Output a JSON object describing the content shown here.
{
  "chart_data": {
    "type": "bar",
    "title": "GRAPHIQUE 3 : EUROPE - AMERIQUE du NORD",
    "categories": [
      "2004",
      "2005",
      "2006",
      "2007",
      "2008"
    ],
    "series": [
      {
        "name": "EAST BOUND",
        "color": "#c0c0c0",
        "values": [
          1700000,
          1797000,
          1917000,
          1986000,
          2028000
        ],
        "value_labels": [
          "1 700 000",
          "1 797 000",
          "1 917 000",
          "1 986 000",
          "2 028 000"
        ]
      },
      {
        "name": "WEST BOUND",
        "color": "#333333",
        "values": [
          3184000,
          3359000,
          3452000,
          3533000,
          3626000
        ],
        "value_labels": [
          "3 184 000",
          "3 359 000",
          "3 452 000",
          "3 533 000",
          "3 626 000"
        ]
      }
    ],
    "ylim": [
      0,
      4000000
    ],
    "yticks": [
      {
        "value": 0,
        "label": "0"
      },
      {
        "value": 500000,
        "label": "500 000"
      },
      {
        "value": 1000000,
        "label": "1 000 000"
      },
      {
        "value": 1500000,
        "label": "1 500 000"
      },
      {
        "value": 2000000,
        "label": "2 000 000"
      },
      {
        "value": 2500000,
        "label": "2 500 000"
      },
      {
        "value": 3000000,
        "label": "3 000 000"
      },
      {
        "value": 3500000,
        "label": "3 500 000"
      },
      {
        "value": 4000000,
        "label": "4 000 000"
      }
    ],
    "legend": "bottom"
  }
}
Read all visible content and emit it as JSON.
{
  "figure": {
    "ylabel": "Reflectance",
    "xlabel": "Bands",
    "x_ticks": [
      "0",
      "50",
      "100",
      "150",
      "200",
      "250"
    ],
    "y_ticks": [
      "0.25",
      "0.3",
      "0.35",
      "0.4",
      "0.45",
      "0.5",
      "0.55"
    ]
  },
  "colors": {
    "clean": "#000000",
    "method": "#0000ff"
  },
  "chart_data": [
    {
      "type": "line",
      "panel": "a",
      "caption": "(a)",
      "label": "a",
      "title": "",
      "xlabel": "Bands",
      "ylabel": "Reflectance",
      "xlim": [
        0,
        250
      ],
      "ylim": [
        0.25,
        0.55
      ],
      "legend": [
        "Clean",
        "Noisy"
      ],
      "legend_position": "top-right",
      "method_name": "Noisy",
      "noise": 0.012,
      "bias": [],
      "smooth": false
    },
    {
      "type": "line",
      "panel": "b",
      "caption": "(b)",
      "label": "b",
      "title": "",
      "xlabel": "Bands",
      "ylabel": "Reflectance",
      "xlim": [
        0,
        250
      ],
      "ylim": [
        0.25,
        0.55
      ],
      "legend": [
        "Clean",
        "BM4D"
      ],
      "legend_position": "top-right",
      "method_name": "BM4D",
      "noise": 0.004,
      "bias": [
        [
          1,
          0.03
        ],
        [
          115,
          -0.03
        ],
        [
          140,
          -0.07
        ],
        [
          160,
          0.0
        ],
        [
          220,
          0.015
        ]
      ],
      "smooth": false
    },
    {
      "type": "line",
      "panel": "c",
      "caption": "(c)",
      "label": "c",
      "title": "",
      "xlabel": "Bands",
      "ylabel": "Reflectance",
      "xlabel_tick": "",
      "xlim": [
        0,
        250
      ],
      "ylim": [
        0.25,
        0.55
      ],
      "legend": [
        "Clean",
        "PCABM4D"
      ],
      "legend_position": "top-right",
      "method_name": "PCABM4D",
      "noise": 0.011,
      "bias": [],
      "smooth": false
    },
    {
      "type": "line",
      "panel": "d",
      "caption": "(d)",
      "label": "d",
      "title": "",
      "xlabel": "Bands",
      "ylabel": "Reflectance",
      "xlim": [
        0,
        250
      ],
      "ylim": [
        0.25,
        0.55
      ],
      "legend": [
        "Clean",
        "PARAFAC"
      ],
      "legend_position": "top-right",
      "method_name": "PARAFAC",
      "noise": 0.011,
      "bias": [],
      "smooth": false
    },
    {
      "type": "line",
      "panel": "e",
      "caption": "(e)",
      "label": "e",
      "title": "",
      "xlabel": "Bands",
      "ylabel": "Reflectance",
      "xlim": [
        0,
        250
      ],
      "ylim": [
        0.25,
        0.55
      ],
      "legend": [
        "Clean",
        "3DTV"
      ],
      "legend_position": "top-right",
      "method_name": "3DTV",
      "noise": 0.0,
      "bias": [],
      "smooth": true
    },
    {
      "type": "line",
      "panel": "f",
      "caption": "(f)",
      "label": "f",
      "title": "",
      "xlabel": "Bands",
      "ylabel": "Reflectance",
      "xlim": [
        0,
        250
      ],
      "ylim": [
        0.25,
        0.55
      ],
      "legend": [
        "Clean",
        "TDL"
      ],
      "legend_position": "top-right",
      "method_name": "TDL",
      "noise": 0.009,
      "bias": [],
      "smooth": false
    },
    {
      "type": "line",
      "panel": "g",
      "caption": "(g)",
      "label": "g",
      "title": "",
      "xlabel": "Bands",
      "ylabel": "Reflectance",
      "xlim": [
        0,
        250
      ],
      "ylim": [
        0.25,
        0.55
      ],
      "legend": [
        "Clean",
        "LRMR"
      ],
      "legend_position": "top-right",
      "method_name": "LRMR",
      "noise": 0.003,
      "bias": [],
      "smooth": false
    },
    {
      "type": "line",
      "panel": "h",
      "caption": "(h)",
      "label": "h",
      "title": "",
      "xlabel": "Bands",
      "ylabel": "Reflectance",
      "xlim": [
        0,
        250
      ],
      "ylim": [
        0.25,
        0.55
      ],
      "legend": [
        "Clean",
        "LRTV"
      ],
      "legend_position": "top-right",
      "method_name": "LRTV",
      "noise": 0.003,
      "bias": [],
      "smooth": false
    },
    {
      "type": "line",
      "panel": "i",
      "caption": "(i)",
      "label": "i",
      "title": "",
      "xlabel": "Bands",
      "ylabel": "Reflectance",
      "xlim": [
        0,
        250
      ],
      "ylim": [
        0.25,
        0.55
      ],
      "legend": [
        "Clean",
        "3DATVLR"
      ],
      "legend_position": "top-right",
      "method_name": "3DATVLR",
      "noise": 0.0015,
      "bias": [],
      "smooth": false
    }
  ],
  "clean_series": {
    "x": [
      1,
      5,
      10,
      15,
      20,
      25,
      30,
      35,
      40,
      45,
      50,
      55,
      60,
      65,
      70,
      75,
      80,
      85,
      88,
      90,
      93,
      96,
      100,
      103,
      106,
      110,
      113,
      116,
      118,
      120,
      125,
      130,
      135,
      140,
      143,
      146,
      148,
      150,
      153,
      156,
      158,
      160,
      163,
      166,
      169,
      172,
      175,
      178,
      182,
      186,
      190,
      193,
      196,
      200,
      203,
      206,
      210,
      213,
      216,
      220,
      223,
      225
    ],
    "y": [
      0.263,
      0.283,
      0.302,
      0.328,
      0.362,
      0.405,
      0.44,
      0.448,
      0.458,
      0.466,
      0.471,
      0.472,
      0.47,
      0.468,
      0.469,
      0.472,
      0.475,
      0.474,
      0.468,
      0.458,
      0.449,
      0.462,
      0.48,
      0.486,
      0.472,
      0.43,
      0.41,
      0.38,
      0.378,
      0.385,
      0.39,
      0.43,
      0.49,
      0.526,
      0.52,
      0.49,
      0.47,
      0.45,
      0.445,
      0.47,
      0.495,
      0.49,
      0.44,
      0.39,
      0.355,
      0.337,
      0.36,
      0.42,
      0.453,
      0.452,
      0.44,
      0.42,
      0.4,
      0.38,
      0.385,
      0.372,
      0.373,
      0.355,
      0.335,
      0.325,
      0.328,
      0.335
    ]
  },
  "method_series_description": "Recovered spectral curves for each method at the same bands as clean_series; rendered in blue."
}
******
THE REQUEST: Take the lines above and print them exactly.

RESPONSE:
Output a JSON object describing the content shown here.
{
  "chart_data": {
    "type": "bar",
    "title": "GRAPHIQUE 3 : EUROPE - AMERIQUE du NORD",
    "categories": [
      "2004",
      "2005",
      "2006",
      "2007",
      "2008"
    ],
    "series": [
      {
        "name": "EAST BOUND",
        "color": "#c0c0c0",
        "values": [
          1700000,
          1797000,
          1917000,
          1986000,
          2028000
        ],
        "value_labels": [
          "1 700 000",
          "1 797 000",
          "1 917 000",
          "1 986 000",
          "2 028 000"
        ]
      },
      {
        "name": "WEST BOUND",
        "color": "#333333",
        "values": [
          3184000,
          3359000,
          3452000,
          3533000,
          3626000
        ],
        "value_labels": [
          "3 184 000",
          "3 359 000",
          "3 452 000",
          "3 533 000",
          "3 626 000"
        ]
      }
    ],
    "ylim": [
      0,
      4000000
    ],
    "yticks": [
      {
        "value": 0,
        "label": "0"
      },
      {
        "value": 500000,
        "label": "500 000"
      },
      {
        "value": 1000000,
        "label": "1 000 000"
      },
      {
        "value": 1500000,
        "label": "1 500 000"
      },
      {
        "value": 2000000,
        "label": "2 000 000"
      },
      {
        "value": 2500000,
        "label": "2 500 000"
      },
      {
        "value": 3000000,
        "label": "3 000 000"
      },
      {
        "value": 3500000,
        "label": "3 500 000"
      },
      {
        "value": 4000000,
        "label": "4 000 000"
      }
    ],
    "legend": "bottom"
  }
}
Read all visible content and emit it as JSON.
{
  "figure": {
    "ylabel": "Reflectance",
    "xlabel": "Bands",
    "x_ticks": [
      "0",
      "50",
      "100",
      "150",
      "200",
      "250"
    ],
    "y_ticks": [
      "0.25",
      "0.3",
      "0.35",
      "0.4",
      "0.45",
      "0.5",
      "0.55"
    ]
  },
  "colors": {
    "clean": "#000000",
    "method": "#0000ff"
  },
  "chart_data": [
    {
      "type": "line",
      "panel": "a",
      "caption": "(a)",
      "label": "a",
      "title": "",
      "xlabel": "Bands",
      "ylabel": "Reflectance",
      "xlim": [
        0,
        250
      ],
      "ylim": [
        0.25,
        0.55
      ],
      "legend": [
        "Clean",
        "Noisy"
      ],
      "legend_position": "top-right",
      "method_name": "Noisy",
      "noise": 0.012,
      "bias": [],
      "smooth": false
    },
    {
      "type": "line",
      "panel": "b",
      "caption": "(b)",
      "label": "b",
      "title": "",
      "xlabel": "Bands",
      "ylabel": "Reflectance",
      "xlim": [
        0,
        250
      ],
      "ylim": [
        0.25,
        0.55
      ],
      "legend": [
        "Clean",
        "BM4D"
      ],
      "legend_position": "top-right",
      "method_name": "BM4D",
      "noise": 0.004,
      "bias": [
        [
          1,
          0.03
        ],
        [
          115,
          -0.03
        ],
        [
          140,
          -0.07
        ],
        [
          160,
          0.0
        ],
        [
          220,
          0.015
        ]
      ],
      "smooth": false
    },
    {
      "type": "line",
      "panel": "c",
      "caption": "(c)",
      "label": "c",
      "title": "",
      "xlabel": "Bands",
      "ylabel": "Reflectance",
      "xlabel_tick": "",
      "xlim": [
        0,
        250
      ],
      "ylim": [
        0.25,
        0.55
      ],
      "legend": [
        "Clean",
        "PCABM4D"
      ],
      "legend_position": "top-right",
      "method_name": "PCABM4D",
      "noise": 0.011,
      "bias": [],
      "smooth": false
    },
    {
      "type": "line",
      "panel": "d",
      "caption": "(d)",
      "label": "d",
      "title": "",
      "xlabel": "Bands",
      "ylabel": "Reflectance",
      "xlim": [
        0,
        250
      ],
      "ylim": [
        0.25,
        0.55
      ],
      "legend": [
        "Clean",
        "PARAFAC"
      ],
      "legend_position": "top-right",
      "method_name": "PARAFAC",
      "noise": 0.011,
      "bias": [],
      "smooth": false
    },
    {
      "type": "line",
      "panel": "e",
      "caption": "(e)",
      "label": "e",
      "title": "",
      "xlabel": "Bands",
      "ylabel": "Reflectance",
      "xlim": [
        0,
        250
      ],
      "ylim": [
        0.25,
        0.55
      ],
      "legend": [
        "Clean",
        "3DTV"
      ],
      "legend_position": "top-right",
      "method_name": "3DTV",
      "noise": 0.0,
      "bias": [],
      "smooth": true
    },
    {
      "type": "line",
      "panel": "f",
      "caption": "(f)",
      "label": "f",
      "title": "",
      "xlabel": "Bands",
      "ylabel": "Reflectance",
      "xlim": [
        0,
        250
      ],
      "ylim": [
        0.25,
        0.55
      ],
      "legend": [
        "Clean",
        "TDL"
      ],
      "legend_position": "top-right",
      "method_name": "TDL",
      "noise": 0.009,
      "bias": [],
      "smooth": false
    },
    {
      "type": "line",
      "panel": "g",
      "caption": "(g)",
      "label": "g",
      "title": "",
      "xlabel": "Bands",
      "ylabel": "Reflectance",
      "xlim": [
        0,
        250
      ],
      "ylim": [
        0.25,
        0.55
      ],
      "legend": [
        "Clean",
        "LRMR"
      ],
      "legend_position": "top-right",
      "method_name": "LRMR",
      "noise": 0.003,
      "bias": [],
      "smooth": false
    },
    {
      "type": "line",
      "panel": "h",
      "caption": "(h)",
      "label": "h",
      "title": "",
      "xlabel": "Bands",
      "ylabel": "Reflectance",
      "xlim": [
        0,
        250
      ],
      "ylim": [
        0.25,
        0.55
      ],
      "legend": [
        "Clean",
        "LRTV"
      ],
      "legend_position": "top-right",
      "method_name": "LRTV",
      "noise": 0.003,
      "bias": [],
      "smooth": false
    },
    {
      "type": "line",
      "panel": "i",
      "caption": "(i)",
      "label": "i",
      "title": "",
      "xlabel": "Bands",
      "ylabel": "Reflectance",
      "xlim": [
        0,
        250
      ],
      "ylim": [
        0.25,
        0.55
      ],
      "legend": [
        "Clean",
        "3DATVLR"
      ],
      "legend_position": "top-right",
      "method_name": "3DATVLR",
      "noise": 0.0015,
      "bias": [],
      "smooth": false
    }
  ],
  "clean_series": {
    "x": [
      1,
      5,
      10,
      15,
      20,
      25,
      30,
      35,
      40,
      45,
      50,
      55,
      60,
      65,
      70,
      75,
      80,
      85,
      88,
      90,
      93,
      96,
      100,
      103,
      106,
      110,
      113,
      116,
      118,
      120,
      125,
      130,
      135,
      140,
      143,
      146,
      148,
      150,
      153,
      156,
      158,
      160,
      163,
      166,
      169,
      172,
      175,
      178,
      182,
      186,
      190,
      193,
      196,
      200,
      203,
      206,
      210,
      213,
      216,
      220,
      223,
      225
    ],
    "y": [
      0.263,
      0.283,
      0.302,
      0.328,
      0.362,
      0.405,
      0.44,
      0.448,
      0.458,
      0.466,
      0.471,
      0.472,
      0.47,
      0.468,
      0.469,
      0.472,
      0.475,
      0.474,
      0.468,
      0.458,
      0.449,
      0.462,
      0.48,
      0.486,
      0.472,
      0.43,
      0.41,
      0.38,
      0.378,
      0.385,
      0.39,
      0.43,
      0.49,
      0.526,
      0.52,
      0.49,
      0.47,
      0.45,
      0.445,
      0.47,
      0.495,
      0.49,
      0.44,
      0.39,
      0.355,
      0.337,
      0.36,
      0.42,
      0.453,
      0.452,
      0.44,
      0.42,
      0.4,
      0.38,
      0.385,
      0.372,
      0.373,
      0.355,
      0.335,
      0.325,
      0.328,
      0.335
    ]
  },
  "method_series_description": "Recovered spectral curves for each method at the same bands as clean_series; rendered in blue."
}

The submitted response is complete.